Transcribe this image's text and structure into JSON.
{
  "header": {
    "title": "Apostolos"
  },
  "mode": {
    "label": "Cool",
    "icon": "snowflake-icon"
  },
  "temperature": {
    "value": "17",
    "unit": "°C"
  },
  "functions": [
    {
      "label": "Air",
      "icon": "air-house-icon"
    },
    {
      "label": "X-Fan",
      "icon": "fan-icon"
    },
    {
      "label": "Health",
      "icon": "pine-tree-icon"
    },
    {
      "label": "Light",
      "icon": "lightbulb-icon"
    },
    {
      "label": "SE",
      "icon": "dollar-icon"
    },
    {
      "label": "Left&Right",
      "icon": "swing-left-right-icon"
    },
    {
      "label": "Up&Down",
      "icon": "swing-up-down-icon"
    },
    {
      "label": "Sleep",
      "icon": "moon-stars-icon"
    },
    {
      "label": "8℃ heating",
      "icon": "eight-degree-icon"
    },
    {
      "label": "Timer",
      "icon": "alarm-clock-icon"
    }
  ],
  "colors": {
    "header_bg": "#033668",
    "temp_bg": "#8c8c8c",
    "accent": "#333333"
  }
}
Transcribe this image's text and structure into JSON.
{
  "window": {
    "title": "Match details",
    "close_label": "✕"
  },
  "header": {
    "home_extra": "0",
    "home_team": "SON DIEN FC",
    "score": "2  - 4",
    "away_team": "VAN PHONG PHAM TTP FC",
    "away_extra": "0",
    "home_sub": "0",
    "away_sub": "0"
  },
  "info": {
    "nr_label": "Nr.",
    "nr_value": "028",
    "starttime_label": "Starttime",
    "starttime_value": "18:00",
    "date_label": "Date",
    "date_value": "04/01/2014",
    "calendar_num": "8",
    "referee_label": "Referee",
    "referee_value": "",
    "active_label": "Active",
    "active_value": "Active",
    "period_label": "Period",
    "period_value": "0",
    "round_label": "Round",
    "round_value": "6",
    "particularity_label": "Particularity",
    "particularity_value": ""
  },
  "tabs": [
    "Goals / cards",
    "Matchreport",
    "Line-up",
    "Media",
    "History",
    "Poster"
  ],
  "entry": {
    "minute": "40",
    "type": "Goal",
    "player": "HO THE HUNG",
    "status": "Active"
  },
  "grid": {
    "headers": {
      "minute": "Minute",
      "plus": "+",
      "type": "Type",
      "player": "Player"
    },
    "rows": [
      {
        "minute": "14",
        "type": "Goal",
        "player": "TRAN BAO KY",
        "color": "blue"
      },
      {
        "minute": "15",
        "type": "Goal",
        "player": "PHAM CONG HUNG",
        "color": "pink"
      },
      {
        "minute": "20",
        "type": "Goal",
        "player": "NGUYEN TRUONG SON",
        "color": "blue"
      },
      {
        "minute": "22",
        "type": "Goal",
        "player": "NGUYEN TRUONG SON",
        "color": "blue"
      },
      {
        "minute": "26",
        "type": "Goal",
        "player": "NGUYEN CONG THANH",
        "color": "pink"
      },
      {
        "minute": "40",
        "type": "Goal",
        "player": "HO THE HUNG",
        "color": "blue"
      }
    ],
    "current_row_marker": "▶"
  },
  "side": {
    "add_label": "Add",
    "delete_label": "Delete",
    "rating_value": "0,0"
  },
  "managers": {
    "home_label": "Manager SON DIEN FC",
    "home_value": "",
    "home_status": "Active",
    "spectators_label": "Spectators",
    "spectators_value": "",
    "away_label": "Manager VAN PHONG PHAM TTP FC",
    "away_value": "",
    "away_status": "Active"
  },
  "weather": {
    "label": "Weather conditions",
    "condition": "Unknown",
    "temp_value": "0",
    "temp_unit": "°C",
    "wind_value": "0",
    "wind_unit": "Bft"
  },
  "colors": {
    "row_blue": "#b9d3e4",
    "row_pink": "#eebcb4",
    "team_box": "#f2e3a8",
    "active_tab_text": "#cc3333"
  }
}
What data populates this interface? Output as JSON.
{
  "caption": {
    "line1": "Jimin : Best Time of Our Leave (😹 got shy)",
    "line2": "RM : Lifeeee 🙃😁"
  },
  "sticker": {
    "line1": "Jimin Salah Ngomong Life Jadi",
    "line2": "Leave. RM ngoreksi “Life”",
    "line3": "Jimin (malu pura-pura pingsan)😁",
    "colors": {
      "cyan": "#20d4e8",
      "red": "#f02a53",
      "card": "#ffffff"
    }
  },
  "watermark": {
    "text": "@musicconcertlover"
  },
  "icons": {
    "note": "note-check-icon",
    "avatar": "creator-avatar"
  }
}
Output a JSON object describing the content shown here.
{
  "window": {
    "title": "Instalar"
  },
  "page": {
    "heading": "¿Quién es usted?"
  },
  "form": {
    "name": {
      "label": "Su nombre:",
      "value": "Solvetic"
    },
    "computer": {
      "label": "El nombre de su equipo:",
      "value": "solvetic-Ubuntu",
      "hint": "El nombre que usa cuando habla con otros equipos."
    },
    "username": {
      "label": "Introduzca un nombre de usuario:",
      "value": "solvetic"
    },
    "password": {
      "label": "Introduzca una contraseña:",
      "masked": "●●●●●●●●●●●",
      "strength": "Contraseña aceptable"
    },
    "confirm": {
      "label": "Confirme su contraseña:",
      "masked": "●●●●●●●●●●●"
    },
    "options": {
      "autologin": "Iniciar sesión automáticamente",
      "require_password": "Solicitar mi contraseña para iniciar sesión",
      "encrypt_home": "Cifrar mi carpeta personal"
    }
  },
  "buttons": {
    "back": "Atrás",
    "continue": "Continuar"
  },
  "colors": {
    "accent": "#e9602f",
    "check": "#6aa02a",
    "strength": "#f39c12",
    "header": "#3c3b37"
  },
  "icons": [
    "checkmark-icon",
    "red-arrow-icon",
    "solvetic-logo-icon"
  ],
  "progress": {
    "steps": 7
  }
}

Exercise directions: Please quote the data above in full, with no line missing.

Answer for the task:
Transcribe this image's text and structure into JSON.
{
  "header": {
    "title": "Apostolos"
  },
  "mode": {
    "label": "Cool",
    "icon": "snowflake-icon"
  },
  "temperature": {
    "value": "17",
    "unit": "°C"
  },
  "functions": [
    {
      "label": "Air",
      "icon": "air-house-icon"
    },
    {
      "label": "X-Fan",
      "icon": "fan-icon"
    },
    {
      "label": "Health",
      "icon": "pine-tree-icon"
    },
    {
      "label": "Light",
      "icon": "lightbulb-icon"
    },
    {
      "label": "SE",
      "icon": "dollar-icon"
    },
    {
      "label": "Left&Right",
      "icon": "swing-left-right-icon"
    },
    {
      "label": "Up&Down",
      "icon": "swing-up-down-icon"
    },
    {
      "label": "Sleep",
      "icon": "moon-stars-icon"
    },
    {
      "label": "8℃ heating",
      "icon": "eight-degree-icon"
    },
    {
      "label": "Timer",
      "icon": "alarm-clock-icon"
    }
  ],
  "colors": {
    "header_bg": "#033668",
    "temp_bg": "#8c8c8c",
    "accent": "#333333"
  }
}
Transcribe this image's text and structure into JSON.
{
  "window": {
    "title": "Match details",
    "close_label": "✕"
  },
  "header": {
    "home_extra": "0",
    "home_team": "SON DIEN FC",
    "score": "2  - 4",
    "away_team": "VAN PHONG PHAM TTP FC",
    "away_extra": "0",
    "home_sub": "0",
    "away_sub": "0"
  },
  "info": {
    "nr_label": "Nr.",
    "nr_value": "028",
    "starttime_label": "Starttime",
    "starttime_value": "18:00",
    "date_label": "Date",
    "date_value": "04/01/2014",
    "calendar_num": "8",
    "referee_label": "Referee",
    "referee_value": "",
    "active_label": "Active",
    "active_value": "Active",
    "period_label": "Period",
    "period_value": "0",
    "round_label": "Round",
    "round_value": "6",
    "particularity_label": "Particularity",
    "particularity_value": ""
  },
  "tabs": [
    "Goals / cards",
    "Matchreport",
    "Line-up",
    "Media",
    "History",
    "Poster"
  ],
  "entry": {
    "minute": "40",
    "type": "Goal",
    "player": "HO THE HUNG",
    "status": "Active"
  },
  "grid": {
    "headers": {
      "minute": "Minute",
      "plus": "+",
      "type": "Type",
      "player": "Player"
    },
    "rows": [
      {
        "minute": "14",
        "type": "Goal",
        "player": "TRAN BAO KY",
        "color": "blue"
      },
      {
        "minute": "15",
        "type": "Goal",
        "player": "PHAM CONG HUNG",
        "color": "pink"
      },
      {
        "minute": "20",
        "type": "Goal",
        "player": "NGUYEN TRUONG SON",
        "color": "blue"
      },
      {
        "minute": "22",
        "type": "Goal",
        "player": "NGUYEN TRUONG SON",
        "color": "blue"
      },
      {
        "minute": "26",
        "type": "Goal",
        "player": "NGUYEN CONG THANH",
        "color": "pink"
      },
      {
        "minute": "40",
        "type": "Goal",
        "player": "HO THE HUNG",
        "color": "blue"
      }
    ],
    "current_row_marker": "▶"
  },
  "side": {
    "add_label": "Add",
    "delete_label": "Delete",
    "rating_value": "0,0"
  },
  "managers": {
    "home_label": "Manager SON DIEN FC",
    "home_value": "",
    "home_status": "Active",
    "spectators_label": "Spectators",
    "spectators_value": "",
    "away_label": "Manager VAN PHONG PHAM TTP FC",
    "away_value": "",
    "away_status": "Active"
  },
  "weather": {
    "label": "Weather conditions",
    "condition": "Unknown",
    "temp_value": "0",
    "temp_unit": "°C",
    "wind_value": "0",
    "wind_unit": "Bft"
  },
  "colors": {
    "row_blue": "#b9d3e4",
    "row_pink": "#eebcb4",
    "team_box": "#f2e3a8",
    "active_tab_text": "#cc3333"
  }
}
What data populates this interface? Output as JSON.
{
  "caption": {
    "line1": "Jimin : Best Time of Our Leave (😹 got shy)",
    "line2": "RM : Lifeeee 🙃😁"
  },
  "sticker": {
    "line1": "Jimin Salah Ngomong Life Jadi",
    "line2": "Leave. RM ngoreksi “Life”",
    "line3": "Jimin (malu pura-pura pingsan)😁",
    "colors": {
      "cyan": "#20d4e8",
      "red": "#f02a53",
      "card": "#ffffff"
    }
  },
  "watermark": {
    "text": "@musicconcertlover"
  },
  "icons": {
    "note": "note-check-icon",
    "avatar": "creator-avatar"
  }
}
Output a JSON object describing the content shown here.
{
  "window": {
    "title": "Instalar"
  },
  "page": {
    "heading": "¿Quién es usted?"
  },
  "form": {
    "name": {
      "label": "Su nombre:",
      "value": "Solvetic"
    },
    "computer": {
      "label": "El nombre de su equipo:",
      "value": "solvetic-Ubuntu",
      "hint": "El nombre que usa cuando habla con otros equipos."
    },
    "username": {
      "label": "Introduzca un nombre de usuario:",
      "value": "solvetic"
    },
    "password": {
      "label": "Introduzca una contraseña:",
      "masked": "●●●●●●●●●●●",
      "strength": "Contraseña aceptable"
    },
    "confirm": {
      "label": "Confirme su contraseña:",
      "masked": "●●●●●●●●●●●"
    },
    "options": {
      "autologin": "Iniciar sesión automáticamente",
      "require_password": "Solicitar mi contraseña para iniciar sesión",
      "encrypt_home": "Cifrar mi carpeta personal"
    }
  },
  "buttons": {
    "back": "Atrás",
    "continue": "Continuar"
  },
  "colors": {
    "accent": "#e9602f",
    "check": "#6aa02a",
    "strength": "#f39c12",
    "header": "#3c3b37"
  },
  "icons": [
    "checkmark-icon",
    "red-arrow-icon",
    "solvetic-logo-icon"
  ],
  "progress": {
    "steps": 7
  }
}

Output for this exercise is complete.